::: Entries provided :::

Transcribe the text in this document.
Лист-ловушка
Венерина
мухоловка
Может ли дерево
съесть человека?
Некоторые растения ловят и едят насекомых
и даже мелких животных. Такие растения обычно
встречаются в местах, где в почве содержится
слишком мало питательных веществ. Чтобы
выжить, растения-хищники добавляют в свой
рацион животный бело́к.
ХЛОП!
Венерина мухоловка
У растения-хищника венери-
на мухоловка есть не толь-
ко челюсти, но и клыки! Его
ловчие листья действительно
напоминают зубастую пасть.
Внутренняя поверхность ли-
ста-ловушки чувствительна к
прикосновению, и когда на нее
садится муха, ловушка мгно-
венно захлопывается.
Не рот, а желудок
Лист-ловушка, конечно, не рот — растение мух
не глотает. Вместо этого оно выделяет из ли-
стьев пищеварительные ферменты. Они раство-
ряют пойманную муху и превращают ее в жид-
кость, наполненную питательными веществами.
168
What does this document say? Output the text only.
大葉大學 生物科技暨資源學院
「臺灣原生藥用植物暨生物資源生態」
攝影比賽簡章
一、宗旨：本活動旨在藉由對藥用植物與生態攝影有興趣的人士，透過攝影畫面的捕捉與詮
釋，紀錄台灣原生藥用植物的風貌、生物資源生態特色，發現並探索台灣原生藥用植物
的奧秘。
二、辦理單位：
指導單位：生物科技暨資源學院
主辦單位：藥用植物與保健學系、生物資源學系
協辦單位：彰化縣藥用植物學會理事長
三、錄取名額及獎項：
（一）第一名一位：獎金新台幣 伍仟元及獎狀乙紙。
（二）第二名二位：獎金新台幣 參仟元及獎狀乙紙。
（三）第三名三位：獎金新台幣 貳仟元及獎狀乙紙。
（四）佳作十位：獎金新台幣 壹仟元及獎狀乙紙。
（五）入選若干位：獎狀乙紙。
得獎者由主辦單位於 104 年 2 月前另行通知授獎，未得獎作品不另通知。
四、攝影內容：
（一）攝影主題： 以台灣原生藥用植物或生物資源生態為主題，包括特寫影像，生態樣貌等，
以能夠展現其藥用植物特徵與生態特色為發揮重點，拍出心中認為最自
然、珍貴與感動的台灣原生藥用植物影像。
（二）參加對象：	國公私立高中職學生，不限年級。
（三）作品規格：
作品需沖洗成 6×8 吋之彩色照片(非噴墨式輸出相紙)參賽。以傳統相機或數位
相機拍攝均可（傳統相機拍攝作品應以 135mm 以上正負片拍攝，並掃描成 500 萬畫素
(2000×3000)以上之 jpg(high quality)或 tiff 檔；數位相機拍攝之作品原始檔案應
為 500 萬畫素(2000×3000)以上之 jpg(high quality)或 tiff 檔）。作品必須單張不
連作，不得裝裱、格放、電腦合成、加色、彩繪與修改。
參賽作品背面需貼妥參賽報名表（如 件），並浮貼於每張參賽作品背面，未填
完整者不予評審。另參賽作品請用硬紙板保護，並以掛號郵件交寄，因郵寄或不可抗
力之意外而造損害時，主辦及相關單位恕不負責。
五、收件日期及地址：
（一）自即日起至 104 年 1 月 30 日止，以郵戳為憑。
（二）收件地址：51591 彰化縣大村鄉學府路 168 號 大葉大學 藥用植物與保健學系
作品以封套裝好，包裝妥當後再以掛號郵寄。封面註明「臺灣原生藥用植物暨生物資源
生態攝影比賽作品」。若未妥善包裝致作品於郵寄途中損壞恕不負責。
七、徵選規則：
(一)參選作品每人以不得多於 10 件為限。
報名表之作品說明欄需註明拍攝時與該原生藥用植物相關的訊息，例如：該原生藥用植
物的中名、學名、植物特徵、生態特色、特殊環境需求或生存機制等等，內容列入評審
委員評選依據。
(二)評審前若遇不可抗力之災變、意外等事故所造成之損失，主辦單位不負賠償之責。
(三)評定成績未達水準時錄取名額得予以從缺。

:::

§ What you need to do
Scan the material above. Extract every line in which the word "high" occurs.

§ In response
(2000×3000)以上之 jpg(high quality)或 tiff 檔；數位相機拍攝之作品原始檔案應
為 500 萬畫素(2000×3000)以上之 jpg(high quality)或 tiff 檔）。作品必須單張不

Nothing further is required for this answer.